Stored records
_ _ _ _
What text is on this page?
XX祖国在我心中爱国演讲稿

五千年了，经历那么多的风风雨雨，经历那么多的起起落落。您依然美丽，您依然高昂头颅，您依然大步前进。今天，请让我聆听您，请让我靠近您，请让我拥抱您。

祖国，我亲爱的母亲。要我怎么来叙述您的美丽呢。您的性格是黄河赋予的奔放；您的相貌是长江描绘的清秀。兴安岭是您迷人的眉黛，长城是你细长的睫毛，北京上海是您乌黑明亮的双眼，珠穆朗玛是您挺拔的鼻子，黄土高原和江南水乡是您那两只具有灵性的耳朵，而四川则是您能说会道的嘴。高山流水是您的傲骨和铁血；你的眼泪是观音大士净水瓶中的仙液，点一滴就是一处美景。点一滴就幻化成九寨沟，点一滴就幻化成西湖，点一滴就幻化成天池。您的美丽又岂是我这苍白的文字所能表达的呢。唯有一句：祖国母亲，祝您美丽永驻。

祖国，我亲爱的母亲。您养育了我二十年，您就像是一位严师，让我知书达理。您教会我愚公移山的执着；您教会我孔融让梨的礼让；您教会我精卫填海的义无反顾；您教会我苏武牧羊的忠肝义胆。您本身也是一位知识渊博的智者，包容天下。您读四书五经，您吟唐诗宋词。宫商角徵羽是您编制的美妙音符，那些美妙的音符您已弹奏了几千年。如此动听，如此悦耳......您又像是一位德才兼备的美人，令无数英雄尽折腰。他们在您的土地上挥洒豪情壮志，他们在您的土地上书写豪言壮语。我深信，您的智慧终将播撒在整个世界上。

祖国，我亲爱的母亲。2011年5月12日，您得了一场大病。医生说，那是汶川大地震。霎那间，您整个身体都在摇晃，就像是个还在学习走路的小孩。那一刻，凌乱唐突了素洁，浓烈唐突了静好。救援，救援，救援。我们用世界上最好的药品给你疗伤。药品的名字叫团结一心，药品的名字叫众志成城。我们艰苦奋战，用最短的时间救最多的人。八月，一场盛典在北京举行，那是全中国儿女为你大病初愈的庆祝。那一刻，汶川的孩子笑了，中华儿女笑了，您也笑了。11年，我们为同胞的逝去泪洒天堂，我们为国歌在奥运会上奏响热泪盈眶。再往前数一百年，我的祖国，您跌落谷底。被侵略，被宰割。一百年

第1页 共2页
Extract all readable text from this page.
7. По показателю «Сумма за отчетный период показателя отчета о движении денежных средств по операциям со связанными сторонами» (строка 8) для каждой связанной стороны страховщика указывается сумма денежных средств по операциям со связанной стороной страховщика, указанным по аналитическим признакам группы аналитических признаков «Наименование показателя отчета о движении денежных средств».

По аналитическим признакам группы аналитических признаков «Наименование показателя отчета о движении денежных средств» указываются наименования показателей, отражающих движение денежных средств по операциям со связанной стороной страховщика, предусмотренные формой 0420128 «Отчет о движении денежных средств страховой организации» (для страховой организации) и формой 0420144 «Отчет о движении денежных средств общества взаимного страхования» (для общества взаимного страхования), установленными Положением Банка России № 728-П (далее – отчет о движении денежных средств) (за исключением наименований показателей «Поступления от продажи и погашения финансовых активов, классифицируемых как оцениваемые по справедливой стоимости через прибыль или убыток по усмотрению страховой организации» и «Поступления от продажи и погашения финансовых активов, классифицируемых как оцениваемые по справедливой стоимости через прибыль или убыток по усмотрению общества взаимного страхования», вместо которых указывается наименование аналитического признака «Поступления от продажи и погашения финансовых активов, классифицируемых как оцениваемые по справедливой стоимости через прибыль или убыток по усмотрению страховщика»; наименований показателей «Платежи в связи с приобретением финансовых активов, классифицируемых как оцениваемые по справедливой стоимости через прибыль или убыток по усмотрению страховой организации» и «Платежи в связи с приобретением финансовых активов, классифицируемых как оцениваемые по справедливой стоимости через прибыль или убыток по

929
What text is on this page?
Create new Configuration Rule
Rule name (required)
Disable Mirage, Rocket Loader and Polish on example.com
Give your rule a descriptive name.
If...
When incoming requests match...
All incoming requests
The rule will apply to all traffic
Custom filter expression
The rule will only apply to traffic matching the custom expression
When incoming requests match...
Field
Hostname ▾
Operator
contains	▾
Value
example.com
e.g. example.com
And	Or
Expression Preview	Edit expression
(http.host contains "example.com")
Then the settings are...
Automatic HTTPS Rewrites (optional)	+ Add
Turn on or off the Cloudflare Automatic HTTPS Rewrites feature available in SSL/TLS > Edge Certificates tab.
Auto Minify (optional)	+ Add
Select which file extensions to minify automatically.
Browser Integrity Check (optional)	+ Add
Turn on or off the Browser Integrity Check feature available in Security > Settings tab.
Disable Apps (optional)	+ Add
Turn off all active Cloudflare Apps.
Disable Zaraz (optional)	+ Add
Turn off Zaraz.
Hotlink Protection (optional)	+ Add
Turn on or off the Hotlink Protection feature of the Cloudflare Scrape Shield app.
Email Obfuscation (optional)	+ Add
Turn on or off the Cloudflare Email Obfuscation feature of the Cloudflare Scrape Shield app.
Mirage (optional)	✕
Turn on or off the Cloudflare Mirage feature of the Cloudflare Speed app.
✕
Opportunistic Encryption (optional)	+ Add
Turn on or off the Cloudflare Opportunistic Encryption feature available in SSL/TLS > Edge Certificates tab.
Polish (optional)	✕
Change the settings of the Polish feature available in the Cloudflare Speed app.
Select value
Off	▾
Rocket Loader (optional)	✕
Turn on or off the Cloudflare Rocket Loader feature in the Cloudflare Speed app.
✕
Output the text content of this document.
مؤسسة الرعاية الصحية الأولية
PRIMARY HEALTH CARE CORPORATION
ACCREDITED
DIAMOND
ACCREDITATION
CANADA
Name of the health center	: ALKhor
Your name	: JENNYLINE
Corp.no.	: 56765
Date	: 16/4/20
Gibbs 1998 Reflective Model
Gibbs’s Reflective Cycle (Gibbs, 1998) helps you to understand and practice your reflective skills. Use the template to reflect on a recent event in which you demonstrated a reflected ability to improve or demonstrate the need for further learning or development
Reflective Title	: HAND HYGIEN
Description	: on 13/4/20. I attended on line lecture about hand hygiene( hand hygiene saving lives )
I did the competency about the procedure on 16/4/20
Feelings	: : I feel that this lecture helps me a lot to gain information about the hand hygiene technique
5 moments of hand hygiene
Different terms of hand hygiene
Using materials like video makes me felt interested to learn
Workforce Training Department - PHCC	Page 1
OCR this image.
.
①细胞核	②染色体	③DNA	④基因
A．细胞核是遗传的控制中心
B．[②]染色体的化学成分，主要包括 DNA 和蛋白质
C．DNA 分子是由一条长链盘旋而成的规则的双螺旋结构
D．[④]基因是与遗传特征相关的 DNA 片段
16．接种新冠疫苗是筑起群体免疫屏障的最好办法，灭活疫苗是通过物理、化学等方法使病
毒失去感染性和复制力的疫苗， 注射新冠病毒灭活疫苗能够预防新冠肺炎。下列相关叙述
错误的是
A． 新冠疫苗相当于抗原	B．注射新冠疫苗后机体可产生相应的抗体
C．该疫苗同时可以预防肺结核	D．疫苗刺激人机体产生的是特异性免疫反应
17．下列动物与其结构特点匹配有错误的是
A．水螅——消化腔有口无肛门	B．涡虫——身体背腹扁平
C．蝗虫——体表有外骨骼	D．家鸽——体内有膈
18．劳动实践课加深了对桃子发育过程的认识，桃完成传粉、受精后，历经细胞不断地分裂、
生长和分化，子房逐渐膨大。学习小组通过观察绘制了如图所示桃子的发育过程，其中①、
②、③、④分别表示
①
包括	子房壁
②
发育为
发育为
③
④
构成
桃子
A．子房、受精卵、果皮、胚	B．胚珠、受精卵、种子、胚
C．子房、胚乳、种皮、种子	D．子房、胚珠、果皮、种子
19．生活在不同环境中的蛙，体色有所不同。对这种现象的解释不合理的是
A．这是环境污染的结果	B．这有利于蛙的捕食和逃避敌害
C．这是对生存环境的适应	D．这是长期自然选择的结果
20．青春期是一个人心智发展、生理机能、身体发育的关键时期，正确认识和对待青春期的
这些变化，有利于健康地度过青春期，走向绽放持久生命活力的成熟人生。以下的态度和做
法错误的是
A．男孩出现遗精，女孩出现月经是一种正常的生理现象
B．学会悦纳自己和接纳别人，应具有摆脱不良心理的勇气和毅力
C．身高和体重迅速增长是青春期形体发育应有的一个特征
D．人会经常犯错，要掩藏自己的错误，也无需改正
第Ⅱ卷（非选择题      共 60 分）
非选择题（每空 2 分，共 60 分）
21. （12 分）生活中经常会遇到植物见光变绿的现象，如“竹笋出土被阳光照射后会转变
_ _ _ _
**Your objective:** Lines from the records above that hold "hygiene" are the ones to list.

**Exercise solution:**
Description	: on 13/4/20. I attended on line lecture about hand hygiene( hand hygiene saving lives )
Feelings	: : I feel that this lecture helps me a lot to gain information about the hand hygiene technique
5 moments of hand hygiene
Different terms of hand hygiene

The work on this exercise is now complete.